Records that describe figures:
* * * * *

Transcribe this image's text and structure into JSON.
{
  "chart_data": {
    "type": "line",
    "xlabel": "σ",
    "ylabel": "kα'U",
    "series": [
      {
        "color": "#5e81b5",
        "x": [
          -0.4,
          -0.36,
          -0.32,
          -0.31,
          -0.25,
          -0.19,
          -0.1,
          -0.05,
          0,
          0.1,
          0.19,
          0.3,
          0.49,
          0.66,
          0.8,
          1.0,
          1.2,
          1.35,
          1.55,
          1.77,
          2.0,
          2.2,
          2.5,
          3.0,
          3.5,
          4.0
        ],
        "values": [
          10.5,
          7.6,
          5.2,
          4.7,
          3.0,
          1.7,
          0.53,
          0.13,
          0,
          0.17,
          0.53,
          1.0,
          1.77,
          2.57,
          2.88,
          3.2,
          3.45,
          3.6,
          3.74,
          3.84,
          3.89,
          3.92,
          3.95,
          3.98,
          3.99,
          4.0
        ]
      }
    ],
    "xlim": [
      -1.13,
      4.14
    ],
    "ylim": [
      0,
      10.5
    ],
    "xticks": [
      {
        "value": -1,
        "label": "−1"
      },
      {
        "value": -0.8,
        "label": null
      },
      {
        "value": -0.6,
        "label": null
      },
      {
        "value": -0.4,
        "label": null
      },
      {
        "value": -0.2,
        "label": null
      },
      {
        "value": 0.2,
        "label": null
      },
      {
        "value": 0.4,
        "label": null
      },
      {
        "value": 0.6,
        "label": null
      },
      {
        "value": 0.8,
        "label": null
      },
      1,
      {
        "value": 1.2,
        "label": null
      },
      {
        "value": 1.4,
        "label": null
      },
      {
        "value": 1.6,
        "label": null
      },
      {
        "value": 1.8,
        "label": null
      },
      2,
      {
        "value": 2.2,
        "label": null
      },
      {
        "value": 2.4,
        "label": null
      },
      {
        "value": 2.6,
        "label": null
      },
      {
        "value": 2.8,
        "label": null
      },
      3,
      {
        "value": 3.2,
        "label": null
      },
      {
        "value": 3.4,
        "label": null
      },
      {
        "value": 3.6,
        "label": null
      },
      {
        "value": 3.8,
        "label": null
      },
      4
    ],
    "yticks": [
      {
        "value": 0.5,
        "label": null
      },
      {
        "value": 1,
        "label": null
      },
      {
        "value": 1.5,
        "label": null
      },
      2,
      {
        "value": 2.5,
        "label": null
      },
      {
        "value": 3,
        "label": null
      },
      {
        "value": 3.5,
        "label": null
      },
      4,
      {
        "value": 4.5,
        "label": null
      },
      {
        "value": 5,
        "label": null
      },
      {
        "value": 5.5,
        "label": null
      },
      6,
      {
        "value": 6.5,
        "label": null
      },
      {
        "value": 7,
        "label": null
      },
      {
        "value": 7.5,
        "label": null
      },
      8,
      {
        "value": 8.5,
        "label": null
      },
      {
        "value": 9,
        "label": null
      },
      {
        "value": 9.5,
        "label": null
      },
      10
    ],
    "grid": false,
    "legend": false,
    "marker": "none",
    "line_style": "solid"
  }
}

* * * * *

Word for word, quote all of the data above.

#### Solution:
Transcribe this image's text and structure into JSON.
{
  "chart_data": {
    "type": "line",
    "xlabel": "σ",
    "ylabel": "kα'U",
    "series": [
      {
        "color": "#5e81b5",
        "x": [
          -0.4,
          -0.36,
          -0.32,
          -0.31,
          -0.25,
          -0.19,
          -0.1,
          -0.05,
          0,
          0.1,
          0.19,
          0.3,
          0.49,
          0.66,
          0.8,
          1.0,
          1.2,
          1.35,
          1.55,
          1.77,
          2.0,
          2.2,
          2.5,
          3.0,
          3.5,
          4.0
        ],
        "values": [
          10.5,
          7.6,
          5.2,
          4.7,
          3.0,
          1.7,
          0.53,
          0.13,
          0,
          0.17,
          0.53,
          1.0,
          1.77,
          2.57,
          2.88,
          3.2,
          3.45,
          3.6,
          3.74,
          3.84,
          3.89,
          3.92,
          3.95,
          3.98,
          3.99,
          4.0
        ]
      }
    ],
    "xlim": [
      -1.13,
      4.14
    ],
    "ylim": [
      0,
      10.5
    ],
    "xticks": [
      {
        "value": -1,
        "label": "−1"
      },
      {
        "value": -0.8,
        "label": null
      },
      {
        "value": -0.6,
        "label": null
      },
      {
        "value": -0.4,
        "label": null
      },
      {
        "value": -0.2,
        "label": null
      },
      {
        "value": 0.2,
        "label": null
      },
      {
        "value": 0.4,
        "label": null
      },
      {
        "value": 0.6,
        "label": null
      },
      {
        "value": 0.8,
        "label": null
      },
      1,
      {
        "value": 1.2,
        "label": null
      },
      {
        "value": 1.4,
        "label": null
      },
      {
        "value": 1.6,
        "label": null
      },
      {
        "value": 1.8,
        "label": null
      },
      2,
      {
        "value": 2.2,
        "label": null
      },
      {
        "value": 2.4,
        "label": null
      },
      {
        "value": 2.6,
        "label": null
      },
      {
        "value": 2.8,
        "label": null
      },
      3,
      {
        "value": 3.2,
        "label": null
      },
      {
        "value": 3.4,
        "label": null
      },
      {
        "value": 3.6,
        "label": null
      },
      {
        "value": 3.8,
        "label": null
      },
      4
    ],
    "yticks": [
      {
        "value": 0.5,
        "label": null
      },
      {
        "value": 1,
        "label": null
      },
      {
        "value": 1.5,
        "label": null
      },
      2,
      {
        "value": 2.5,
        "label": null
      },
      {
        "value": 3,
        "label": null
      },
      {
        "value": 3.5,
        "label": null
      },
      4,
      {
        "value": 4.5,
        "label": null
      },
      {
        "value": 5,
        "label": null
      },
      {
        "value": 5.5,
        "label": null
      },
      6,
      {
        "value": 6.5,
        "label": null
      },
      {
        "value": 7,
        "label": null
      },
      {
        "value": 7.5,
        "label": null
      },
      8,
      {
        "value": 8.5,
        "label": null
      },
      {
        "value": 9,
        "label": null
      },
      {
        "value": 9.5,
        "label": null
      },
      10
    ],
    "grid": false,
    "legend": false,
    "marker": "none",
    "line_style": "solid"
  }
}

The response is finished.